■ **Task requirements**
Separate out the lines that hold "Search".

[Data items]
## START
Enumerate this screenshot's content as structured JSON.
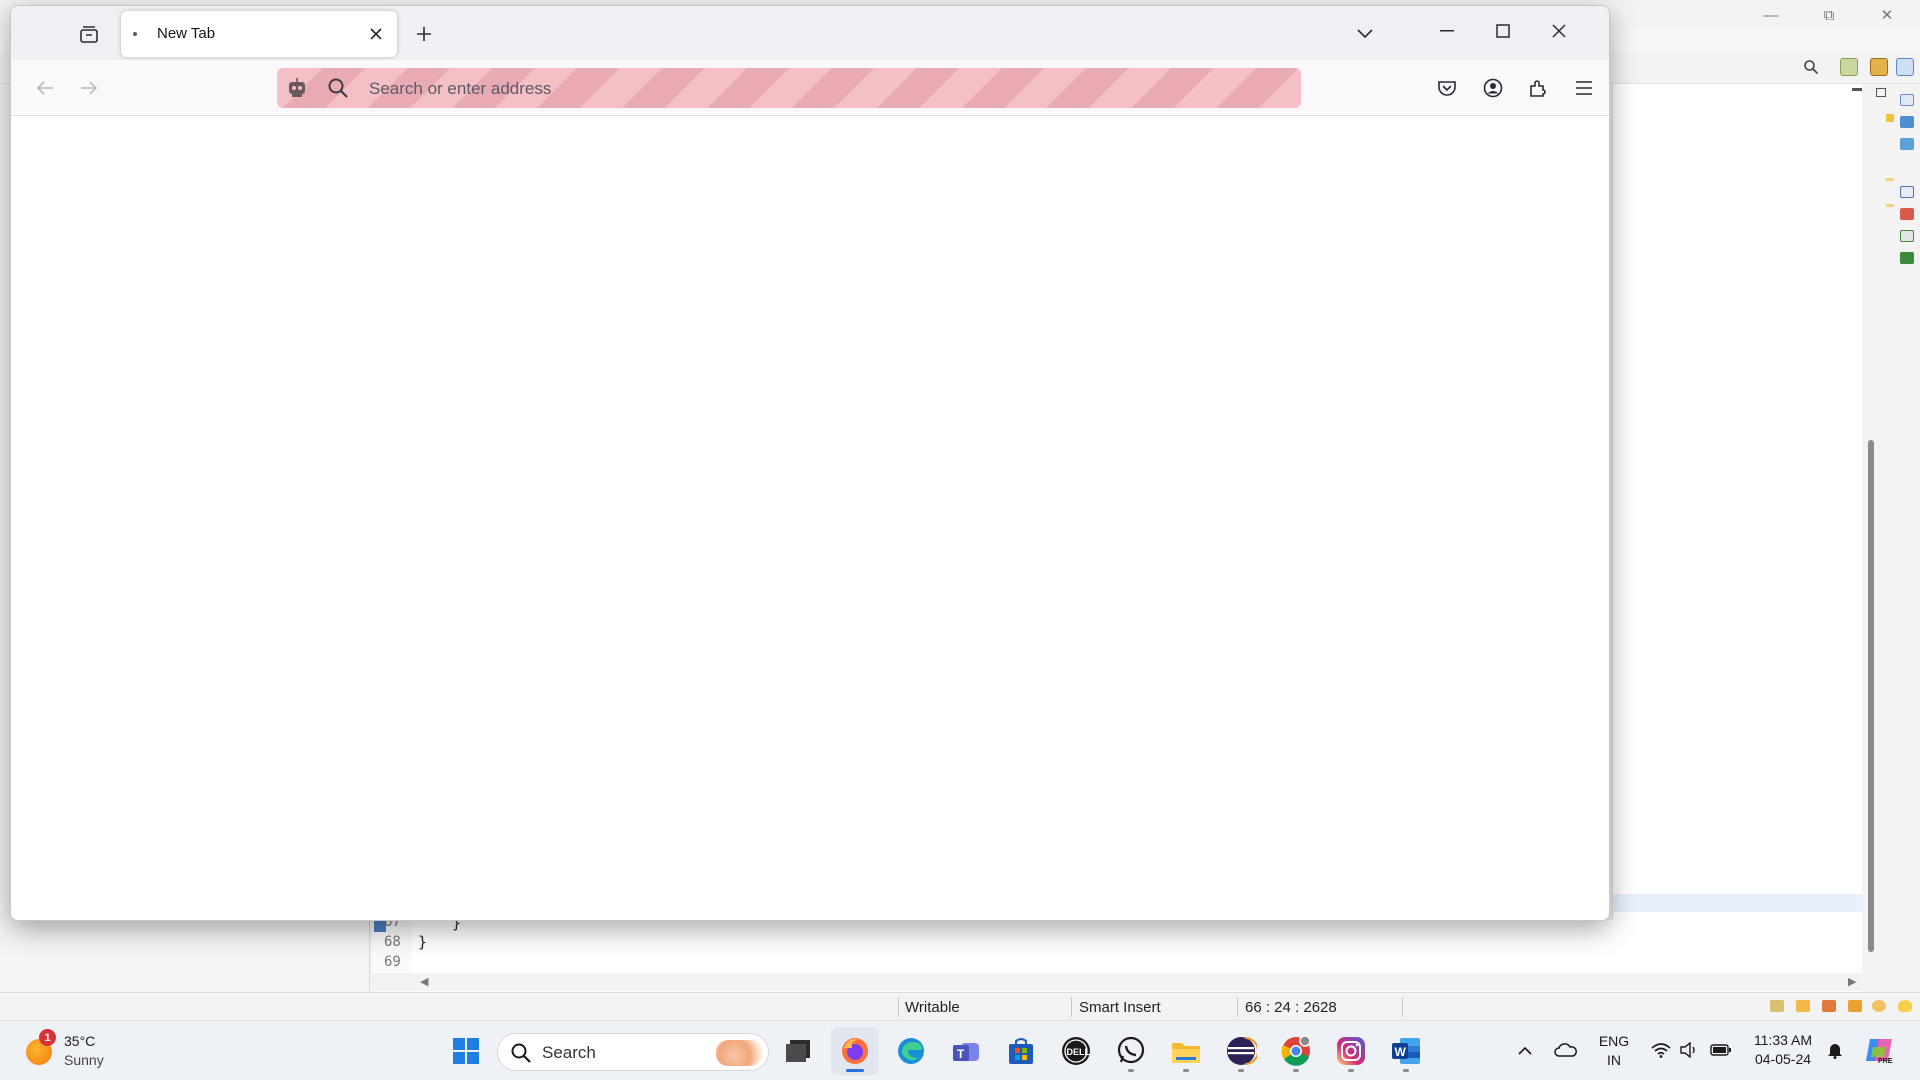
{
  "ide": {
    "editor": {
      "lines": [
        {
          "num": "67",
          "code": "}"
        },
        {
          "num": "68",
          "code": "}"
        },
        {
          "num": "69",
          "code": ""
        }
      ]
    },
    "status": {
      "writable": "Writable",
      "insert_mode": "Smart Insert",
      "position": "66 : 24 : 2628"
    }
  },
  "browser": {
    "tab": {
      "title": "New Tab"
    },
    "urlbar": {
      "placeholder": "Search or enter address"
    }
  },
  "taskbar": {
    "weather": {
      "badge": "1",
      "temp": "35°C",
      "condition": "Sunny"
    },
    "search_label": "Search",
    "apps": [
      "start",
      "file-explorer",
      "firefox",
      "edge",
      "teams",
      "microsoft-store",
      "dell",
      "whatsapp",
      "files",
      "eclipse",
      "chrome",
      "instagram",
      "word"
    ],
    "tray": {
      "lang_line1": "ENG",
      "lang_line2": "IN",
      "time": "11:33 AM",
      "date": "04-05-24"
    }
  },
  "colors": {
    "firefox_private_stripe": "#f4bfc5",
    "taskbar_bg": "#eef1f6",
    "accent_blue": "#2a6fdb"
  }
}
## END
■ **Correct response**
      "placeholder": "Search or enter address"
    "search_label": "Search",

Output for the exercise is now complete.